What to do:
Find the lines holding the string "unit" in the data, then copy all of them.

Dataset entries on figures
-*-
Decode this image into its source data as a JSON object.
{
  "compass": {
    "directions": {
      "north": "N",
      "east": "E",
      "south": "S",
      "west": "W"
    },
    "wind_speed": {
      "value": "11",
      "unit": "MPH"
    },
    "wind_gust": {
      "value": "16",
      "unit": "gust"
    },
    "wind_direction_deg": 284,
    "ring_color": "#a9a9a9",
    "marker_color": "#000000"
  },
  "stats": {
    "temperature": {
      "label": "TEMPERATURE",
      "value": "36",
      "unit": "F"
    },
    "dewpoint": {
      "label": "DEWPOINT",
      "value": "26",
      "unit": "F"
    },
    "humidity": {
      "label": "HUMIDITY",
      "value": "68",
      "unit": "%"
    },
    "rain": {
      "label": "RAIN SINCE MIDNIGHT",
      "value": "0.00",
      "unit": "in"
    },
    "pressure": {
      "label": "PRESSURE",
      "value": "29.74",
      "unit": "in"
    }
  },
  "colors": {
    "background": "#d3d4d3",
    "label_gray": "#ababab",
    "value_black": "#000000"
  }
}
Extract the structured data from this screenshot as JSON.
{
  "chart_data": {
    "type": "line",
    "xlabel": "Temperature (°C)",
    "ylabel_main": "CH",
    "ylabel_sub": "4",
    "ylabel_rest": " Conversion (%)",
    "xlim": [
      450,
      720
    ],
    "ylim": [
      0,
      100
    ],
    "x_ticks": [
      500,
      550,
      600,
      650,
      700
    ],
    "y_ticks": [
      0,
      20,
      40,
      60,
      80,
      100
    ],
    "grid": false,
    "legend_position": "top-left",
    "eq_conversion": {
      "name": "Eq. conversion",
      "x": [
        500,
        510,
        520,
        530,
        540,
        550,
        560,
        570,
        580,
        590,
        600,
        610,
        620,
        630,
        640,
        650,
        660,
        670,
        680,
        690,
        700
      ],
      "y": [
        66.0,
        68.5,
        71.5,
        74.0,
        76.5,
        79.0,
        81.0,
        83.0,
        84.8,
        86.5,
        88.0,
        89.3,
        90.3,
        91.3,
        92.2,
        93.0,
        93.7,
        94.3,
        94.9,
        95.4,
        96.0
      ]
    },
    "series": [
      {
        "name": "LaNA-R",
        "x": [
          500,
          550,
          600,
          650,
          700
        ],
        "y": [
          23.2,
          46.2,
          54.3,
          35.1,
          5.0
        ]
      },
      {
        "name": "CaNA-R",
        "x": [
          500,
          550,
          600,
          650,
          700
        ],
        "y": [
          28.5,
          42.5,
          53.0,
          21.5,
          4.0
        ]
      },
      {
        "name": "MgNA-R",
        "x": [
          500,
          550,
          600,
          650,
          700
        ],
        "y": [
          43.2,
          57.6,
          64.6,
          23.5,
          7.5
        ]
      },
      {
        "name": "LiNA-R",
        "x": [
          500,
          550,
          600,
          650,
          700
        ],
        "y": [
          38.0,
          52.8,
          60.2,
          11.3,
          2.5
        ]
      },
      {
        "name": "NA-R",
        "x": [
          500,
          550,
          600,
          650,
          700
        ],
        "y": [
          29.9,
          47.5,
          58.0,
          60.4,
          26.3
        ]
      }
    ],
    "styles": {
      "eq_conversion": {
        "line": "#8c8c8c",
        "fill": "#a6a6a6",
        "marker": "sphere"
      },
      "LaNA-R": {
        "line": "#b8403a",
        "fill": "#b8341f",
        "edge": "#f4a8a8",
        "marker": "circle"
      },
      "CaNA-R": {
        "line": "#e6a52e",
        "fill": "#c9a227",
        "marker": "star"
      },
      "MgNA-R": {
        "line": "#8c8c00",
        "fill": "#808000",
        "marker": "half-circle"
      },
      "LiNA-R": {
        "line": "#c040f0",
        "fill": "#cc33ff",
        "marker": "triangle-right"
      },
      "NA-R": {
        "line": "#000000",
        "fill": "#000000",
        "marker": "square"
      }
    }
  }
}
-*-
The output:
      "unit": "MPH"
      "unit": "gust"
      "unit": "F"
      "unit": "F"
      "unit": "%"
      "unit": "in"
      "unit": "in"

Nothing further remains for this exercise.